--- Begin GIVEN RECORDS ---

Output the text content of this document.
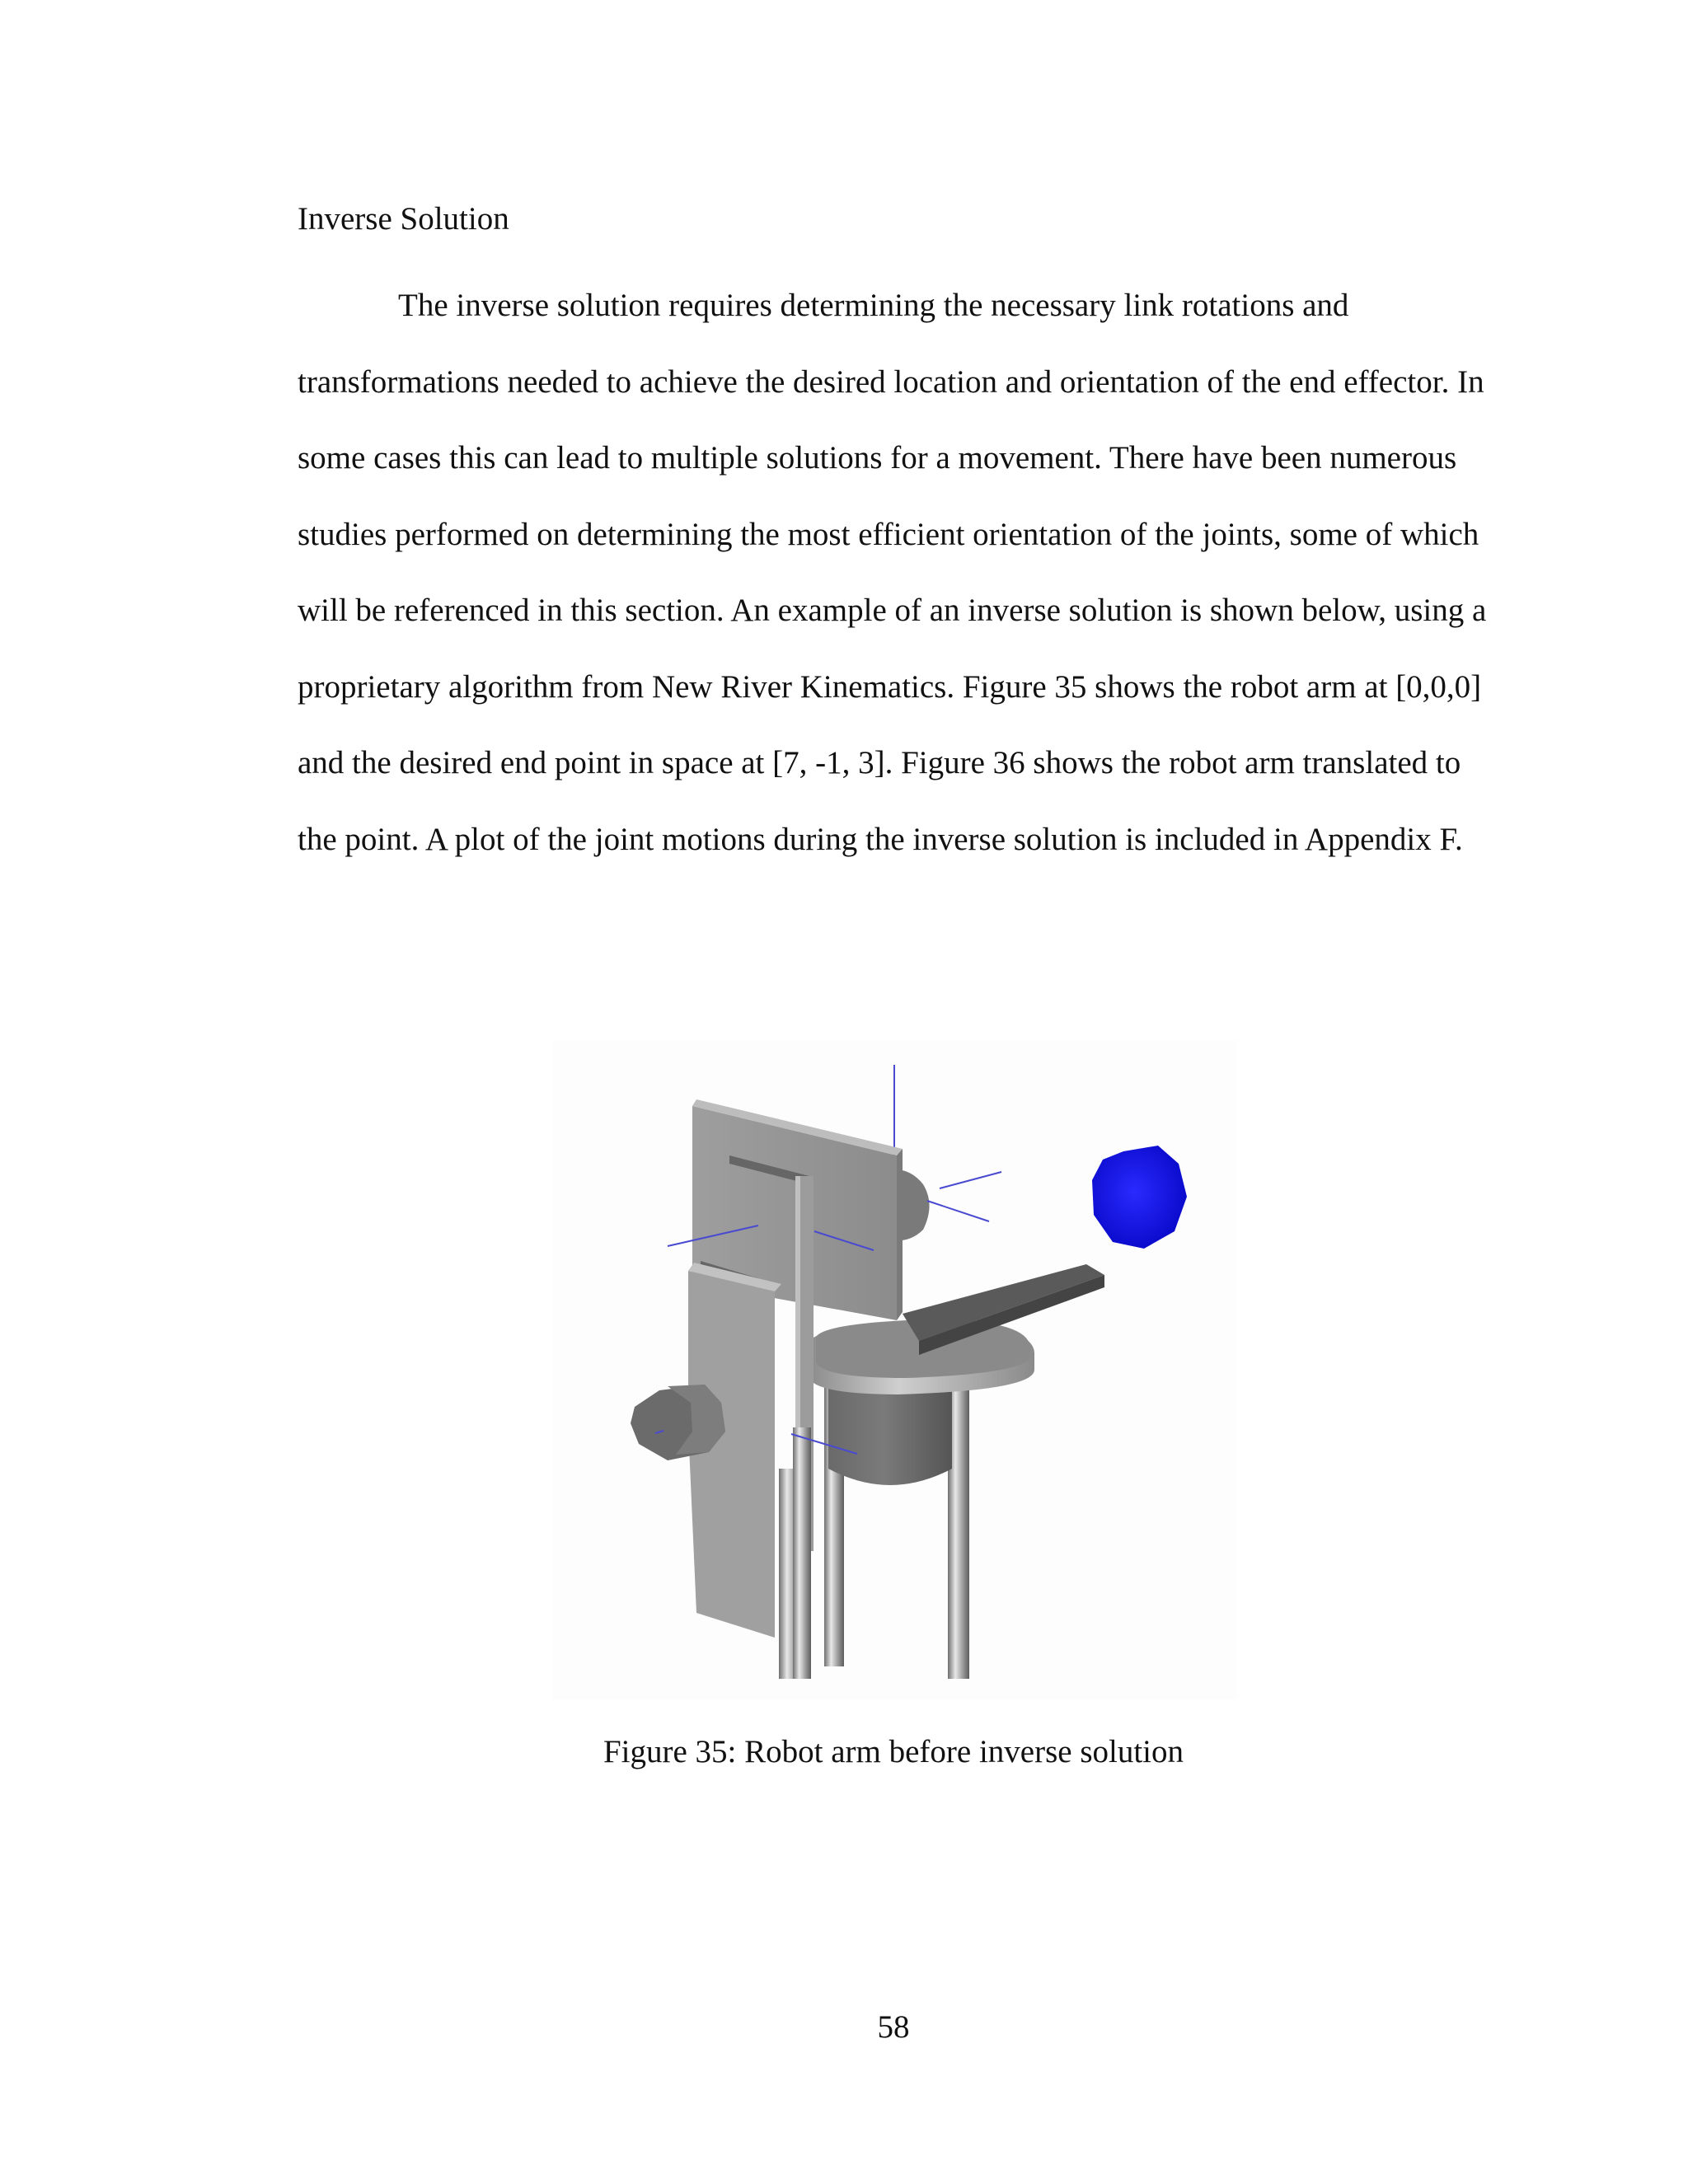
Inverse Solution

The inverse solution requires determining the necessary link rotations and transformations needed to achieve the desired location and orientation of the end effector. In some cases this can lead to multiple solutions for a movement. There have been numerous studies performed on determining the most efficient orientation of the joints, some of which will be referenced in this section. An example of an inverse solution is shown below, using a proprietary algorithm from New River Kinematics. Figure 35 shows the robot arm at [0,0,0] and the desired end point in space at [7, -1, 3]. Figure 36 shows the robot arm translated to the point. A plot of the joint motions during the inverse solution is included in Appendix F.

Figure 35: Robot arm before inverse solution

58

--- End GIVEN RECORDS ---
--- Begin GIVEN RECORDS ---

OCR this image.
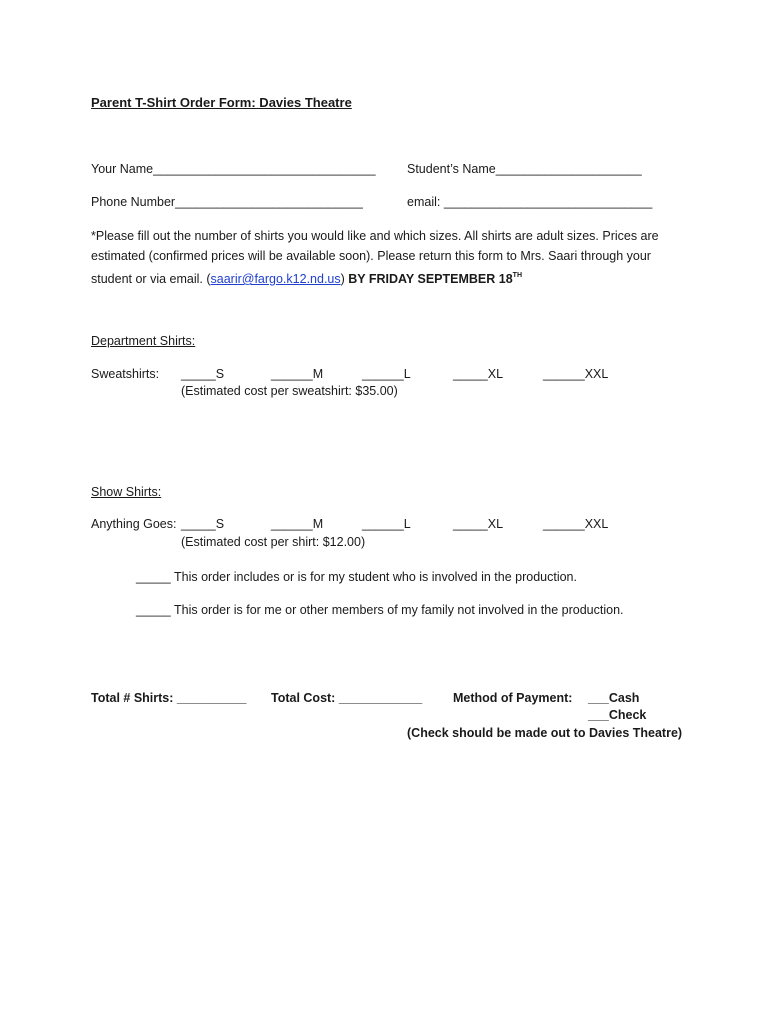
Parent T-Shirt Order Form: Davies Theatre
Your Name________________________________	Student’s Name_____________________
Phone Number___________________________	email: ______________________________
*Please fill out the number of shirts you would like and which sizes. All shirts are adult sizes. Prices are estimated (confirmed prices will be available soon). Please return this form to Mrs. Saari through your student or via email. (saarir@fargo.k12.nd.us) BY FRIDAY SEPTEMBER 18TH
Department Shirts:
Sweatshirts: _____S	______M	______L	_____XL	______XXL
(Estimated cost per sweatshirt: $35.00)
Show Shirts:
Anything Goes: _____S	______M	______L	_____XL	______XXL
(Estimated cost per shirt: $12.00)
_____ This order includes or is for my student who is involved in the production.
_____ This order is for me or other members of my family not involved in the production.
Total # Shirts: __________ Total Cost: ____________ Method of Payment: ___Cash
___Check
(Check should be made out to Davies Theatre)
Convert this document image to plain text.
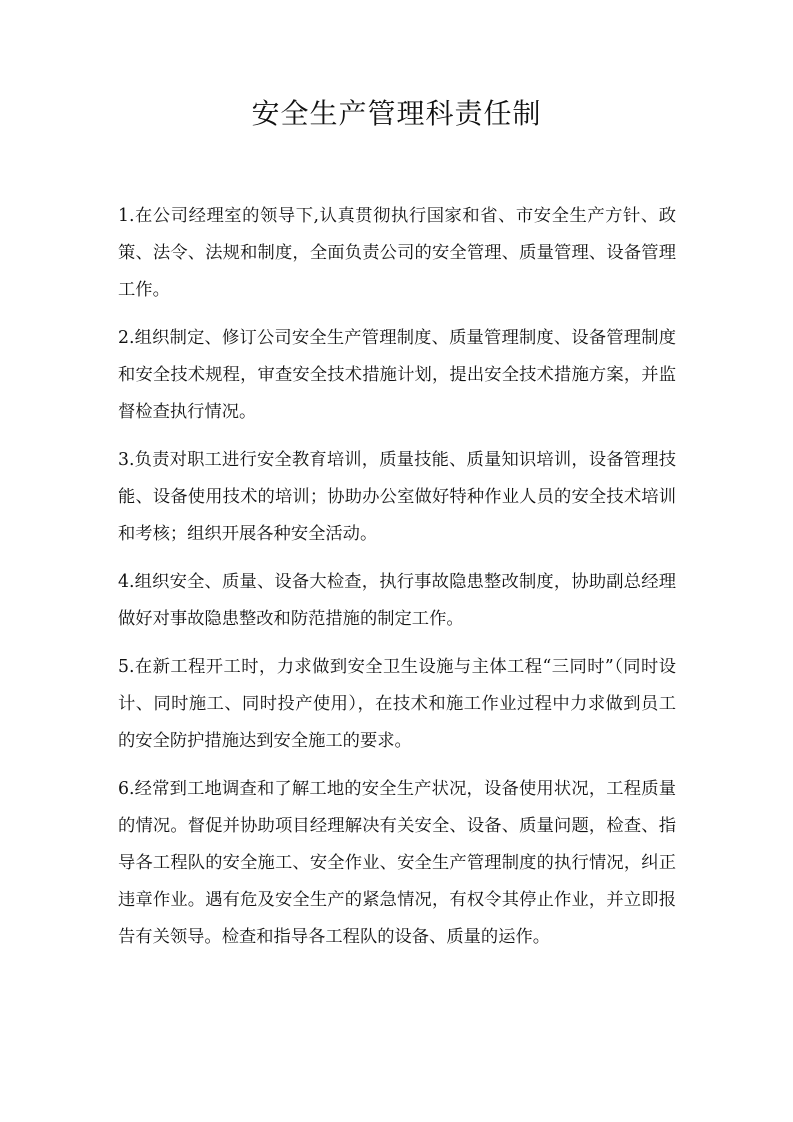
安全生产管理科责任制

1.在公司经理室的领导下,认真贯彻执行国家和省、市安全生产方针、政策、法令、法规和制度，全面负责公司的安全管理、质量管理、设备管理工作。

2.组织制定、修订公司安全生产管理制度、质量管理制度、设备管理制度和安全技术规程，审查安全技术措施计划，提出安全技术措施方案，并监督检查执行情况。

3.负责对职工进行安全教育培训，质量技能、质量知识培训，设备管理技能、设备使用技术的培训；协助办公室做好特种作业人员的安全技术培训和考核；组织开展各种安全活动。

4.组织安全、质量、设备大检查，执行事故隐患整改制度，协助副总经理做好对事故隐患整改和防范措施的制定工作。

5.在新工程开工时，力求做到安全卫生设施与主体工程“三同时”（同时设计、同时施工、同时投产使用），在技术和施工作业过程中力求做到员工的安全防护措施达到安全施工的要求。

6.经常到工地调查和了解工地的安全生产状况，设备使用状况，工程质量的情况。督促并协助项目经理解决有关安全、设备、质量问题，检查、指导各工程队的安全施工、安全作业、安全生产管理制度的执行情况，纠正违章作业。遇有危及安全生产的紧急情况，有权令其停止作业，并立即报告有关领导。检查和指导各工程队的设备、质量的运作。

--- End GIVEN RECORDS ---

WHAT YOU ARE ASKED TO DO: Write only the number of lines in the records that include the word "involved".

PROBLEM SOLUTION: 2